** start Task inputs **

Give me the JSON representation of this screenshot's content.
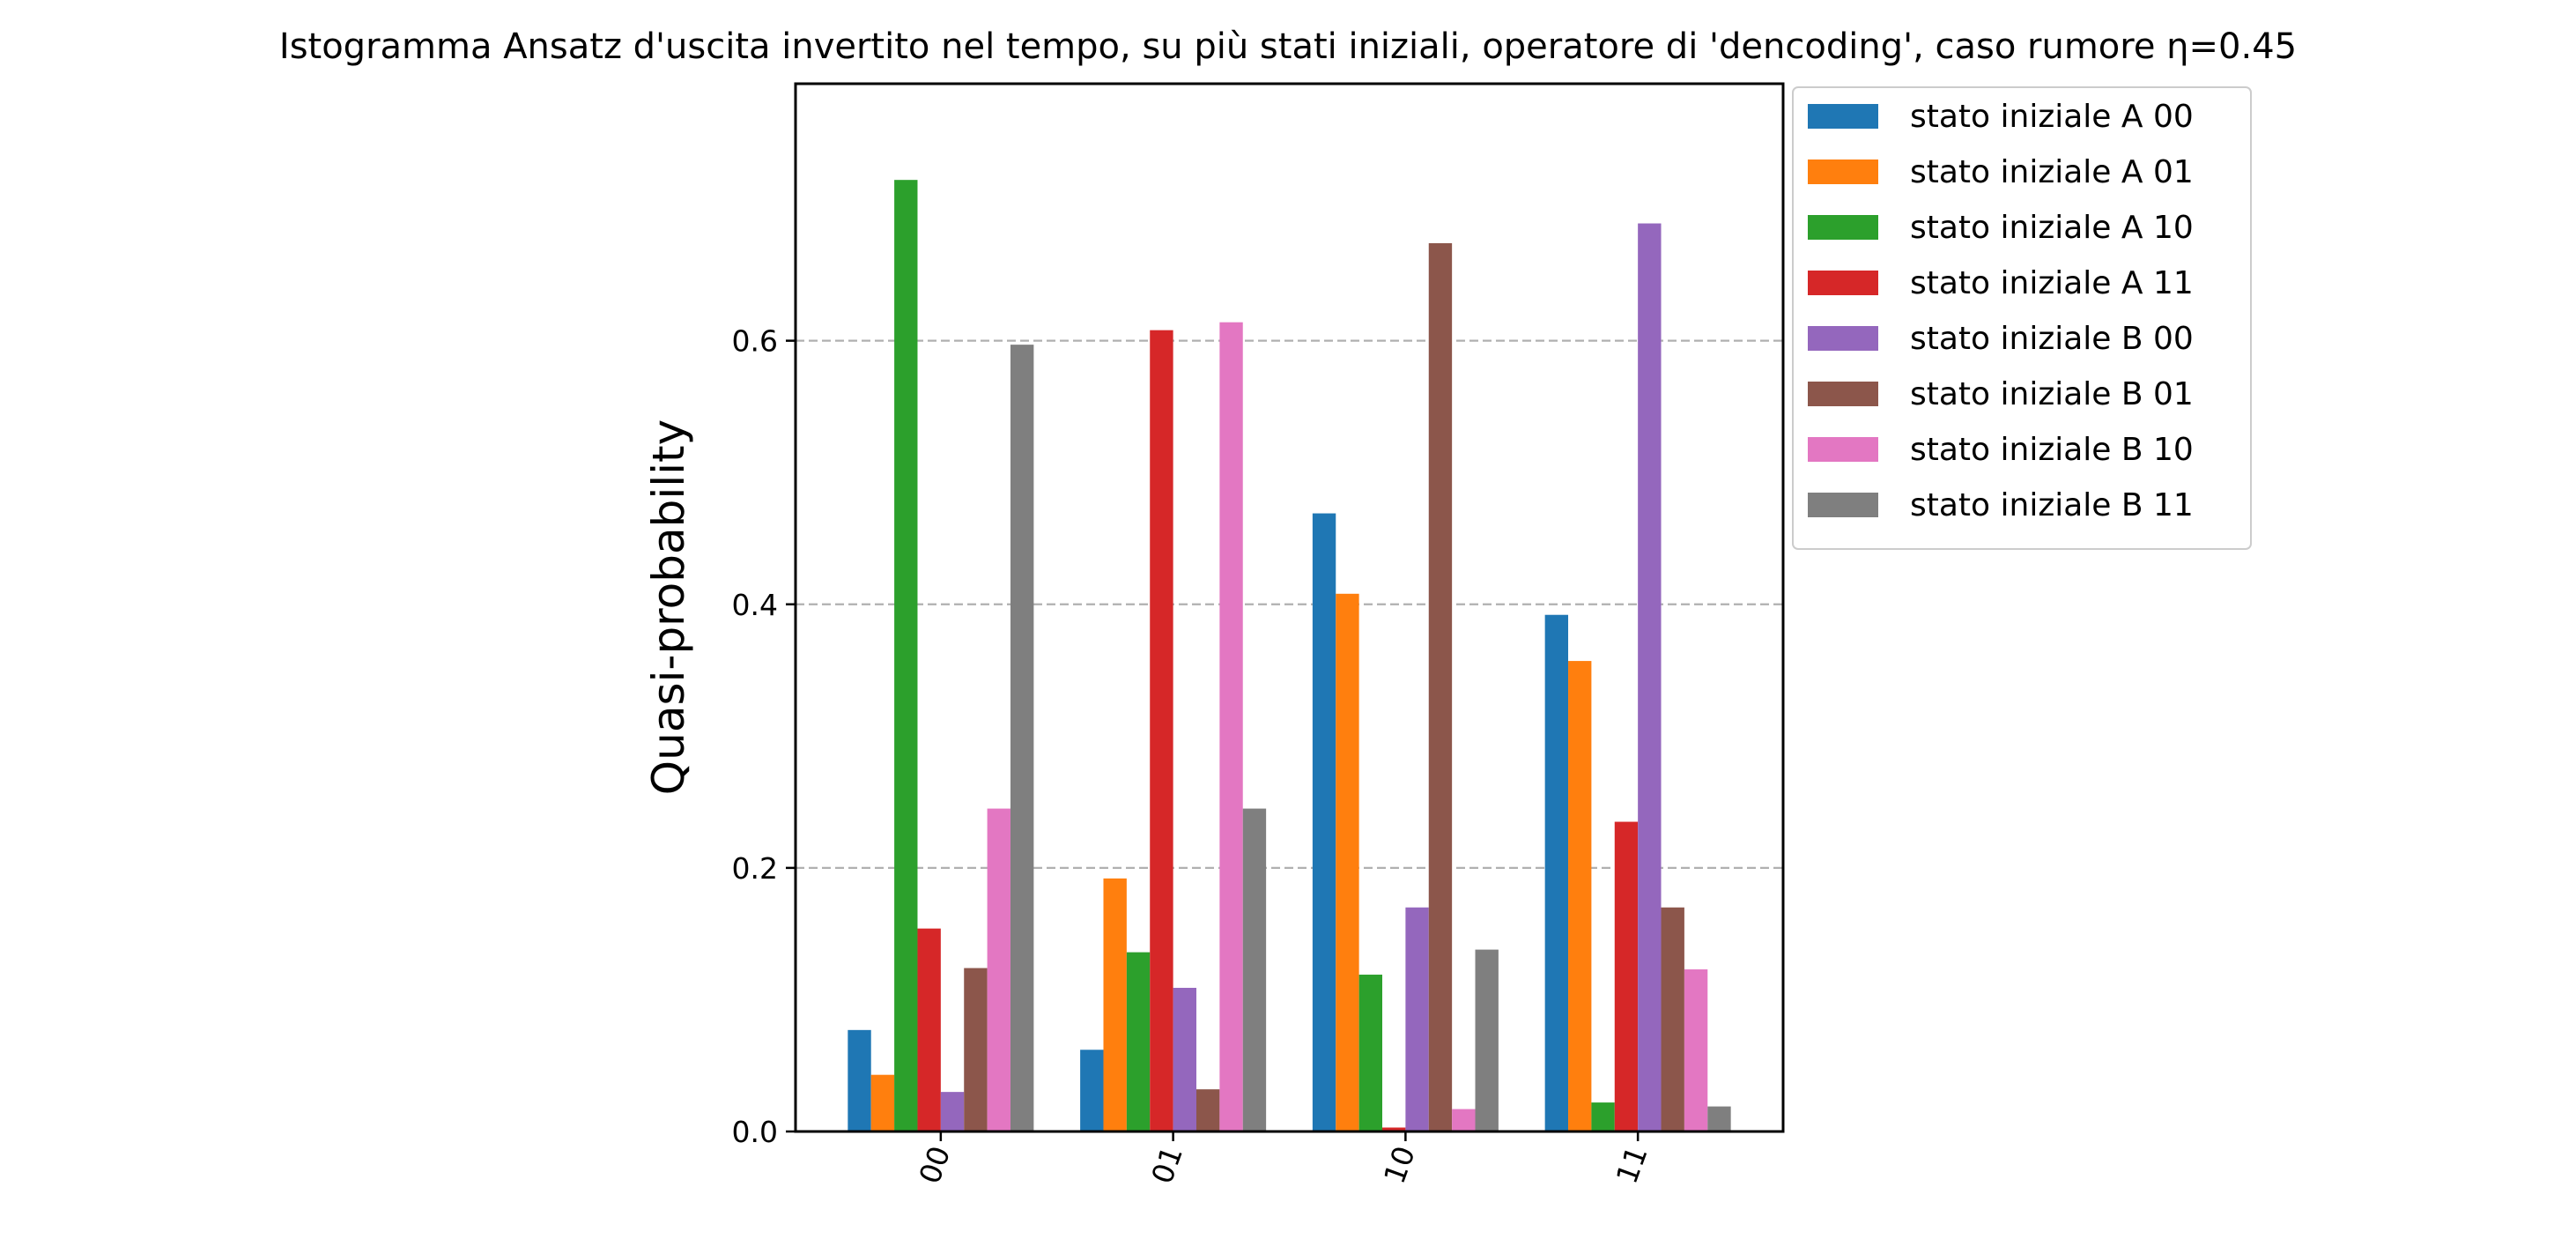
{
  "chart_data": {
    "type": "bar",
    "title": "Istogramma Ansatz d'uscita invertito nel tempo, su più stati iniziali, operatore di 'dencoding', caso rumore η=0.45",
    "xlabel": "",
    "ylabel": "Quasi-probability",
    "categories": [
      "00",
      "01",
      "10",
      "11"
    ],
    "ylim": [
      0,
      0.795
    ],
    "yticks": [
      "0.0",
      "0.2",
      "0.4",
      "0.6"
    ],
    "grid": "y-dashed",
    "legend_position": "outside-top-right",
    "series": [
      {
        "name": "stato iniziale A 00",
        "color": "#1f77b4",
        "values": [
          0.077,
          0.062,
          0.469,
          0.392
        ]
      },
      {
        "name": "stato iniziale A 01",
        "color": "#ff7f0e",
        "values": [
          0.043,
          0.192,
          0.408,
          0.357
        ]
      },
      {
        "name": "stato iniziale A 10",
        "color": "#2ca02c",
        "values": [
          0.722,
          0.136,
          0.119,
          0.022
        ]
      },
      {
        "name": "stato iniziale A 11",
        "color": "#d62728",
        "values": [
          0.154,
          0.608,
          0.003,
          0.235
        ]
      },
      {
        "name": "stato iniziale B 00",
        "color": "#9467bd",
        "values": [
          0.03,
          0.109,
          0.17,
          0.689
        ]
      },
      {
        "name": "stato iniziale B 01",
        "color": "#8c564b",
        "values": [
          0.124,
          0.032,
          0.674,
          0.17
        ]
      },
      {
        "name": "stato iniziale B 10",
        "color": "#e377c2",
        "values": [
          0.245,
          0.614,
          0.017,
          0.123
        ]
      },
      {
        "name": "stato iniziale B 11",
        "color": "#7f7f7f",
        "values": [
          0.597,
          0.245,
          0.138,
          0.019
        ]
      }
    ]
  }
}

** end Task inputs **

**Task brief**
The data above should be repeated exactly, minus any pictures.

**Response to the task**
Give me the JSON representation of this screenshot's content.
{
  "chart_data": {
    "type": "bar",
    "title": "Istogramma Ansatz d'uscita invertito nel tempo, su più stati iniziali, operatore di 'dencoding', caso rumore η=0.45",
    "xlabel": "",
    "ylabel": "Quasi-probability",
    "categories": [
      "00",
      "01",
      "10",
      "11"
    ],
    "ylim": [
      0,
      0.795
    ],
    "yticks": [
      "0.0",
      "0.2",
      "0.4",
      "0.6"
    ],
    "grid": "y-dashed",
    "legend_position": "outside-top-right",
    "series": [
      {
        "name": "stato iniziale A 00",
        "color": "#1f77b4",
        "values": [
          0.077,
          0.062,
          0.469,
          0.392
        ]
      },
      {
        "name": "stato iniziale A 01",
        "color": "#ff7f0e",
        "values": [
          0.043,
          0.192,
          0.408,
          0.357
        ]
      },
      {
        "name": "stato iniziale A 10",
        "color": "#2ca02c",
        "values": [
          0.722,
          0.136,
          0.119,
          0.022
        ]
      },
      {
        "name": "stato iniziale A 11",
        "color": "#d62728",
        "values": [
          0.154,
          0.608,
          0.003,
          0.235
        ]
      },
      {
        "name": "stato iniziale B 00",
        "color": "#9467bd",
        "values": [
          0.03,
          0.109,
          0.17,
          0.689
        ]
      },
      {
        "name": "stato iniziale B 01",
        "color": "#8c564b",
        "values": [
          0.124,
          0.032,
          0.674,
          0.17
        ]
      },
      {
        "name": "stato iniziale B 10",
        "color": "#e377c2",
        "values": [
          0.245,
          0.614,
          0.017,
          0.123
        ]
      },
      {
        "name": "stato iniziale B 11",
        "color": "#7f7f7f",
        "values": [
          0.597,
          0.245,
          0.138,
          0.019
        ]
      }
    ]
  }
}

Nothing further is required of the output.